● Exercise directions:
Strip the pictures and reproduce the rest of the listing exactly.

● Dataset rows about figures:

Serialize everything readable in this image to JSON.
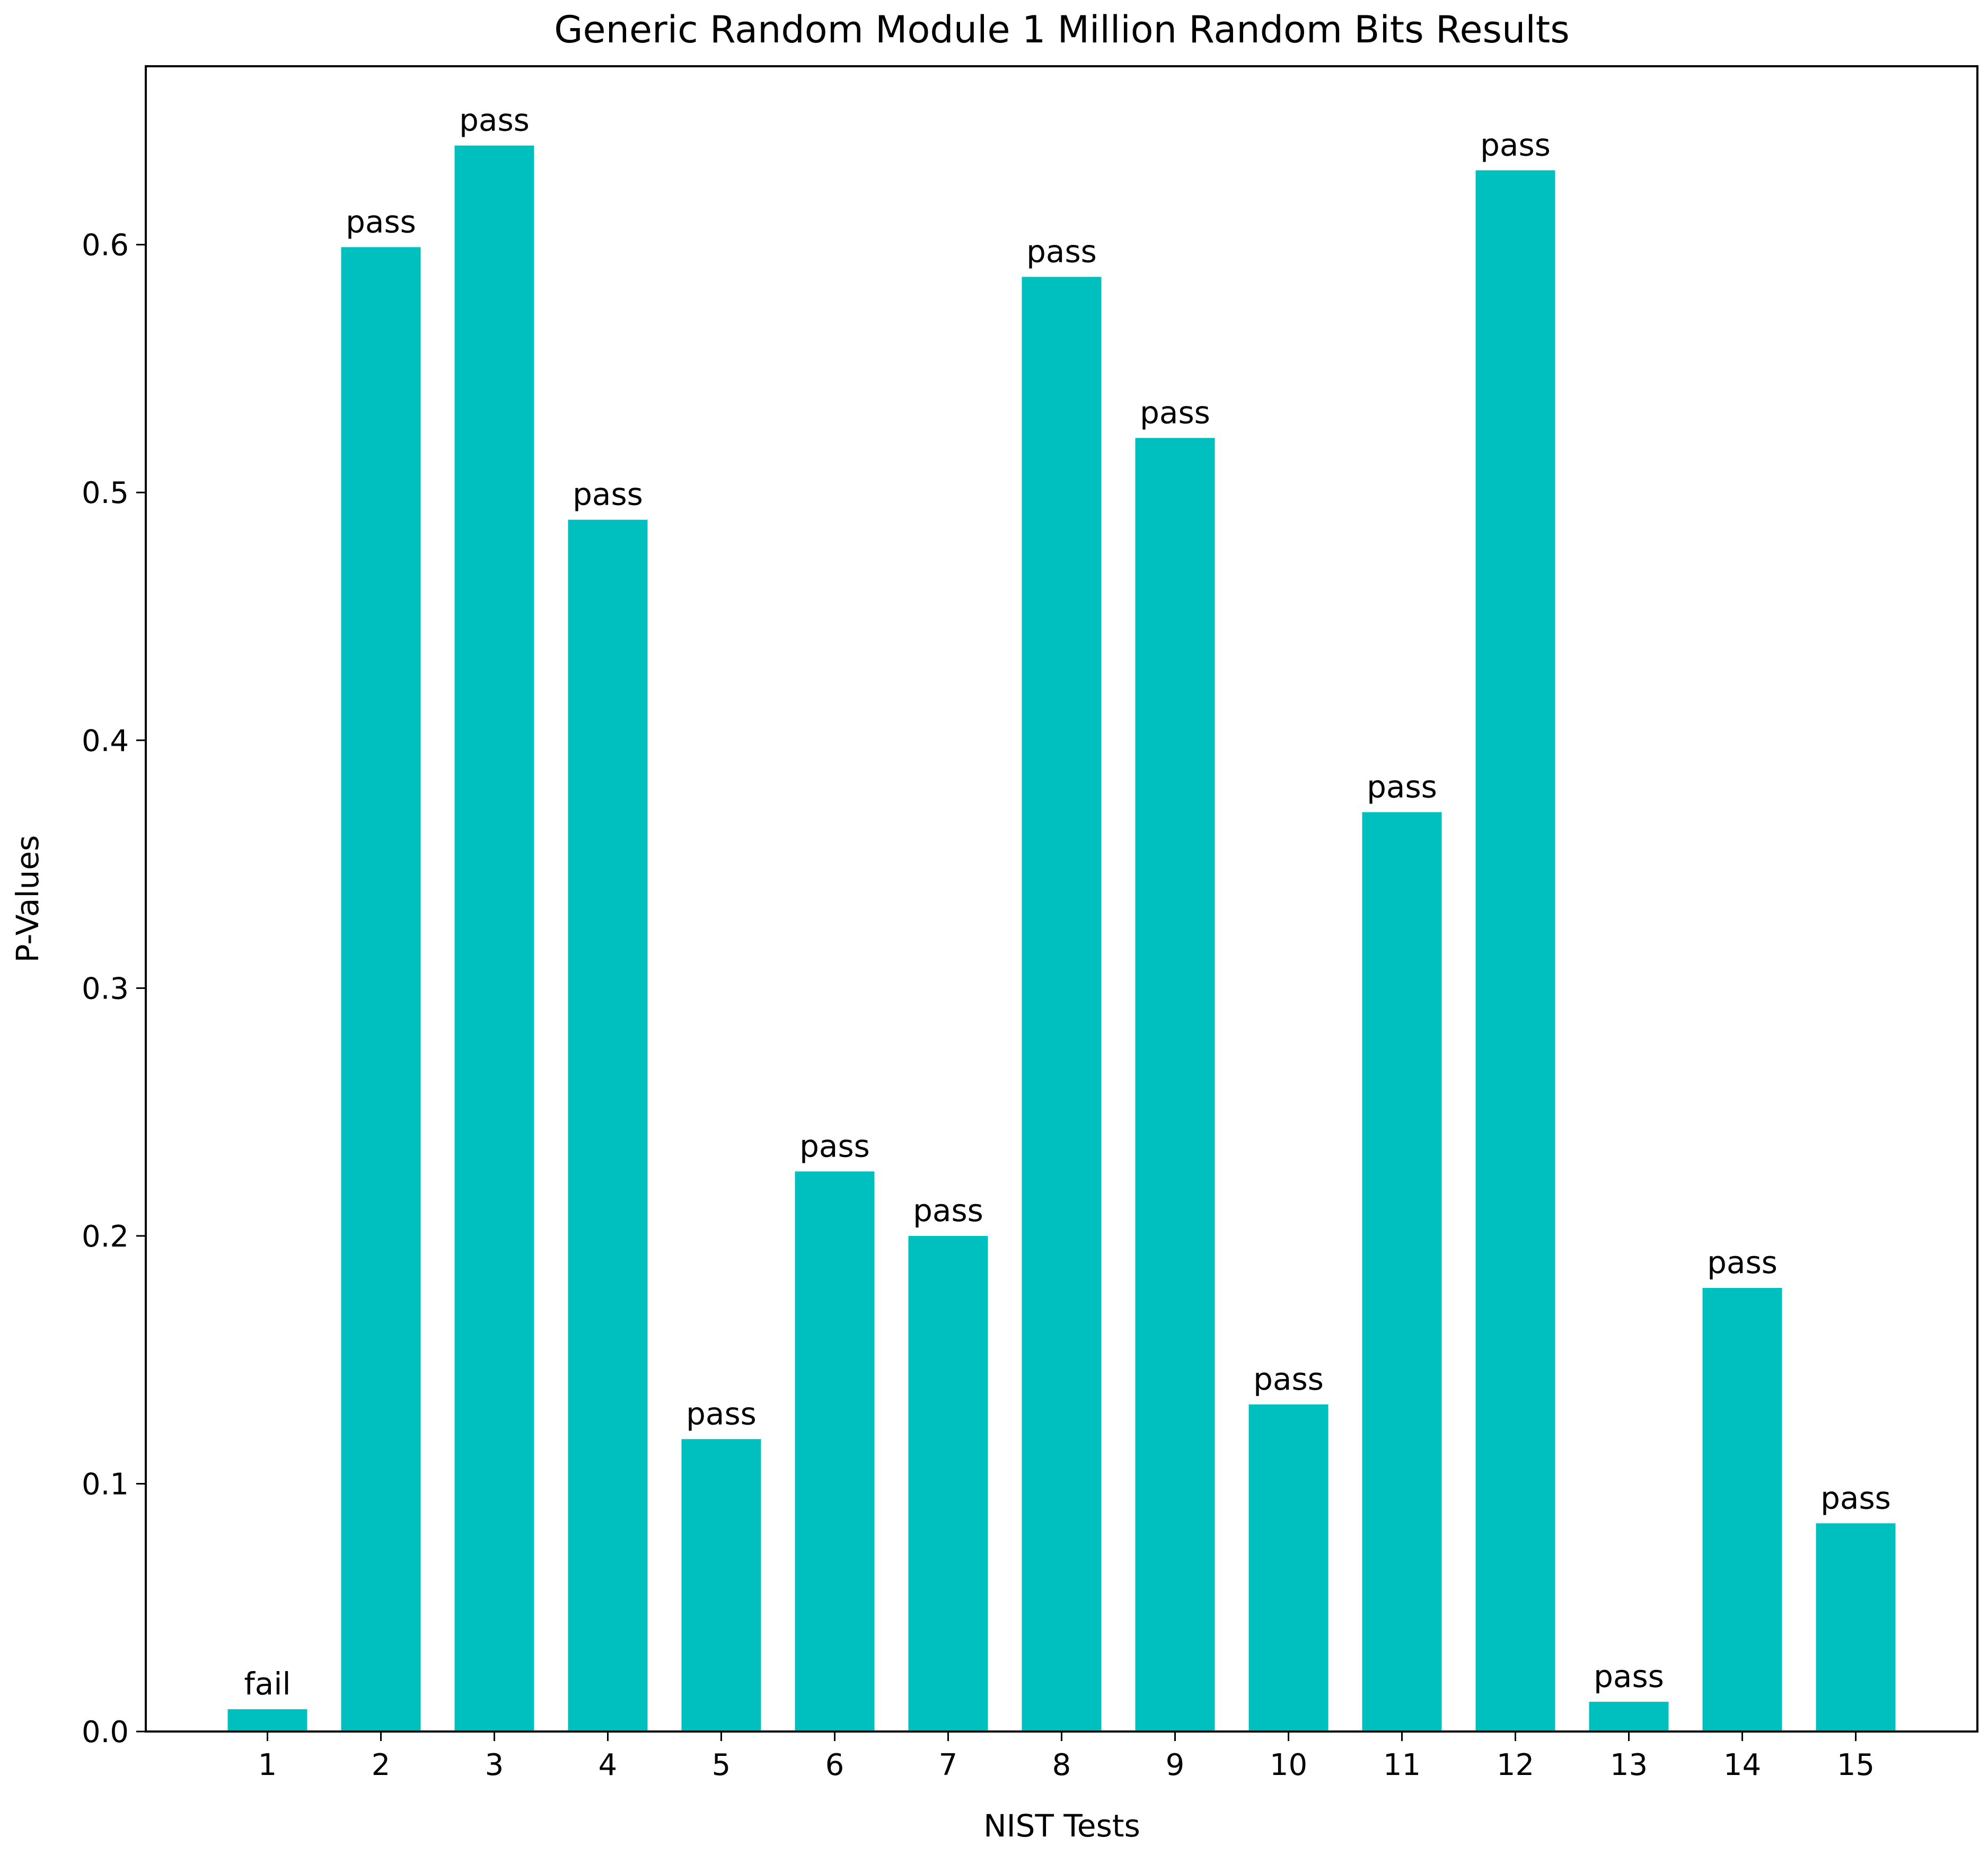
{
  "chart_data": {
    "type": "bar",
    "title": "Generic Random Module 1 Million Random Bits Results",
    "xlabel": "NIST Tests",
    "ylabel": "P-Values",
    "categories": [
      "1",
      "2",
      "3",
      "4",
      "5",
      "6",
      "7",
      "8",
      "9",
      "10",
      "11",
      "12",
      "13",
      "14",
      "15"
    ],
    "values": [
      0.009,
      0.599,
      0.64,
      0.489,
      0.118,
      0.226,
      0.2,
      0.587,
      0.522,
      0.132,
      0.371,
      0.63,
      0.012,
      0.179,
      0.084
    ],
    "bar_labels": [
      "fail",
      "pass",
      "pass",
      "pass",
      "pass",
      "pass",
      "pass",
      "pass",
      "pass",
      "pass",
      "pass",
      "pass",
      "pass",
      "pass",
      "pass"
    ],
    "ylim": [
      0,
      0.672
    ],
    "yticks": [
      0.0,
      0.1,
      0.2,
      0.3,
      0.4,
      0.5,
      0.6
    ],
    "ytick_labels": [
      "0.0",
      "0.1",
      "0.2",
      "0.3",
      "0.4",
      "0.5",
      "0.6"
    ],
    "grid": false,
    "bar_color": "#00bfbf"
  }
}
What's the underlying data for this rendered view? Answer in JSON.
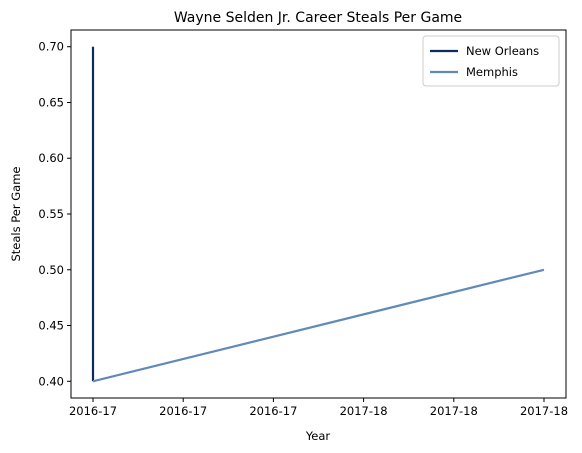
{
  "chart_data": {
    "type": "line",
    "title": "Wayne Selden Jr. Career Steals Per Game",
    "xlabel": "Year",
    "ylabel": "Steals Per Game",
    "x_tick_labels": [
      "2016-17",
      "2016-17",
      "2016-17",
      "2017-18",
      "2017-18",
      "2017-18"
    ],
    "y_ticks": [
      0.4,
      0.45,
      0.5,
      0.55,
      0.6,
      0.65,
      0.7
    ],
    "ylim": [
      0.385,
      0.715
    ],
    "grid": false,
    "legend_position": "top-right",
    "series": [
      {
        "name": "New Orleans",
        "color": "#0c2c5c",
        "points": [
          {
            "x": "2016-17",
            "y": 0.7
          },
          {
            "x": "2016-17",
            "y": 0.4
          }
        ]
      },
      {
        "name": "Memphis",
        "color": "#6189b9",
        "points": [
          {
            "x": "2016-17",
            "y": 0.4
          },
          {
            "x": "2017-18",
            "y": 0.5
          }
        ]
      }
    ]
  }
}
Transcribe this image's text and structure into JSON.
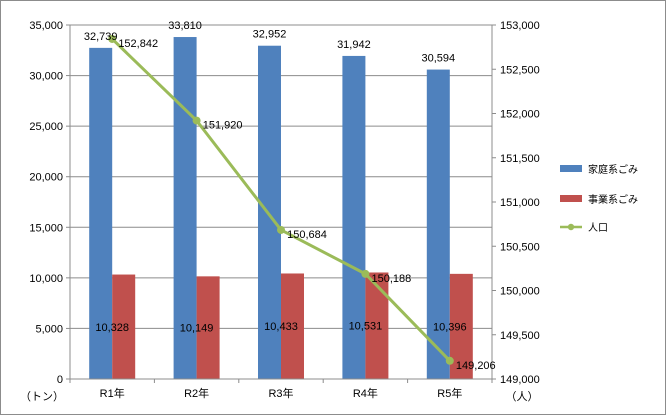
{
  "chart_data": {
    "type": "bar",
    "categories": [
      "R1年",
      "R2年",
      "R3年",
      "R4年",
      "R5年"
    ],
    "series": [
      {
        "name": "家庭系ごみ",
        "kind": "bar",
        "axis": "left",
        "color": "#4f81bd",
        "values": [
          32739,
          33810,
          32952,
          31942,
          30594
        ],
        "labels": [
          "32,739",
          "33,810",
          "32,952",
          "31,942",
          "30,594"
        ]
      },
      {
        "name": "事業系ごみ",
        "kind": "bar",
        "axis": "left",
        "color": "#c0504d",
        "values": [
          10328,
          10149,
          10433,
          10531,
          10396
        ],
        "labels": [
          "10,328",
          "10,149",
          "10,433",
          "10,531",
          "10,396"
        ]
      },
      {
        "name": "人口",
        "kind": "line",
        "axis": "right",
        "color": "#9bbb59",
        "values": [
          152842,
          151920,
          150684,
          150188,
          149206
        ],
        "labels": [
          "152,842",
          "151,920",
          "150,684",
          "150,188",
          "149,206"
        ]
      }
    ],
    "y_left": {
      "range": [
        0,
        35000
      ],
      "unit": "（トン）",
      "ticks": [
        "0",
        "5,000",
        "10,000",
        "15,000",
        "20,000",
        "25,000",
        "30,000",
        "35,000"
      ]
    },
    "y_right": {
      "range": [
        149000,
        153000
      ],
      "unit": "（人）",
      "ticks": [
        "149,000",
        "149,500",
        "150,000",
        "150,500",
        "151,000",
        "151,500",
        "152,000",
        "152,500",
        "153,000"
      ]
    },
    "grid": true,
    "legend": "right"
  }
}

● Answer below:
Serialize everything readable in this image to JSON.
{
  "chart_data": {
    "type": "bar",
    "title": "Generic Random Module 1 Million Random Bits Results",
    "xlabel": "NIST Tests",
    "ylabel": "P-Values",
    "categories": [
      "1",
      "2",
      "3",
      "4",
      "5",
      "6",
      "7",
      "8",
      "9",
      "10",
      "11",
      "12",
      "13",
      "14",
      "15"
    ],
    "values": [
      0.009,
      0.599,
      0.64,
      0.489,
      0.118,
      0.226,
      0.2,
      0.587,
      0.522,
      0.132,
      0.371,
      0.63,
      0.012,
      0.179,
      0.084
    ],
    "bar_labels": [
      "fail",
      "pass",
      "pass",
      "pass",
      "pass",
      "pass",
      "pass",
      "pass",
      "pass",
      "pass",
      "pass",
      "pass",
      "pass",
      "pass",
      "pass"
    ],
    "ylim": [
      0,
      0.672
    ],
    "yticks": [
      0.0,
      0.1,
      0.2,
      0.3,
      0.4,
      0.5,
      0.6
    ],
    "ytick_labels": [
      "0.0",
      "0.1",
      "0.2",
      "0.3",
      "0.4",
      "0.5",
      "0.6"
    ],
    "grid": false,
    "bar_color": "#00bfbf"
  }
}
What's the underlying data for this rendered view? Answer in JSON.
{
  "chart_data": {
    "type": "line",
    "title": "Wayne Selden Jr. Career Steals Per Game",
    "xlabel": "Year",
    "ylabel": "Steals Per Game",
    "x_tick_labels": [
      "2016-17",
      "2016-17",
      "2016-17",
      "2017-18",
      "2017-18",
      "2017-18"
    ],
    "y_ticks": [
      0.4,
      0.45,
      0.5,
      0.55,
      0.6,
      0.65,
      0.7
    ],
    "ylim": [
      0.385,
      0.715
    ],
    "grid": false,
    "legend_position": "top-right",
    "series": [
      {
        "name": "New Orleans",
        "color": "#0c2c5c",
        "points": [
          {
            "x": "2016-17",
            "y": 0.7
          },
          {
            "x": "2016-17",
            "y": 0.4
          }
        ]
      },
      {
        "name": "Memphis",
        "color": "#6189b9",
        "points": [
          {
            "x": "2016-17",
            "y": 0.4
          },
          {
            "x": "2017-18",
            "y": 0.5
          }
        ]
      }
    ]
  }
}
Transcribe this image's text and structure into JSON.
{
  "chart_data": {
    "type": "bar",
    "categories": [
      "R1年",
      "R2年",
      "R3年",
      "R4年",
      "R5年"
    ],
    "series": [
      {
        "name": "家庭系ごみ",
        "kind": "bar",
        "axis": "left",
        "color": "#4f81bd",
        "values": [
          32739,
          33810,
          32952,
          31942,
          30594
        ],
        "labels": [
          "32,739",
          "33,810",
          "32,952",
          "31,942",
          "30,594"
        ]
      },
      {
        "name": "事業系ごみ",
        "kind": "bar",
        "axis": "left",
        "color": "#c0504d",
        "values": [
          10328,
          10149,
          10433,
          10531,
          10396
        ],
        "labels": [
          "10,328",
          "10,149",
          "10,433",
          "10,531",
          "10,396"
        ]
      },
      {
        "name": "人口",
        "kind": "line",
        "axis": "right",
        "color": "#9bbb59",
        "values": [
          152842,
          151920,
          150684,
          150188,
          149206
        ],
        "labels": [
          "152,842",
          "151,920",
          "150,684",
          "150,188",
          "149,206"
        ]
      }
    ],
    "y_left": {
      "range": [
        0,
        35000
      ],
      "unit": "（トン）",
      "ticks": [
        "0",
        "5,000",
        "10,000",
        "15,000",
        "20,000",
        "25,000",
        "30,000",
        "35,000"
      ]
    },
    "y_right": {
      "range": [
        149000,
        153000
      ],
      "unit": "（人）",
      "ticks": [
        "149,000",
        "149,500",
        "150,000",
        "150,500",
        "151,000",
        "151,500",
        "152,000",
        "152,500",
        "153,000"
      ]
    },
    "grid": true,
    "legend": "right"
  }
}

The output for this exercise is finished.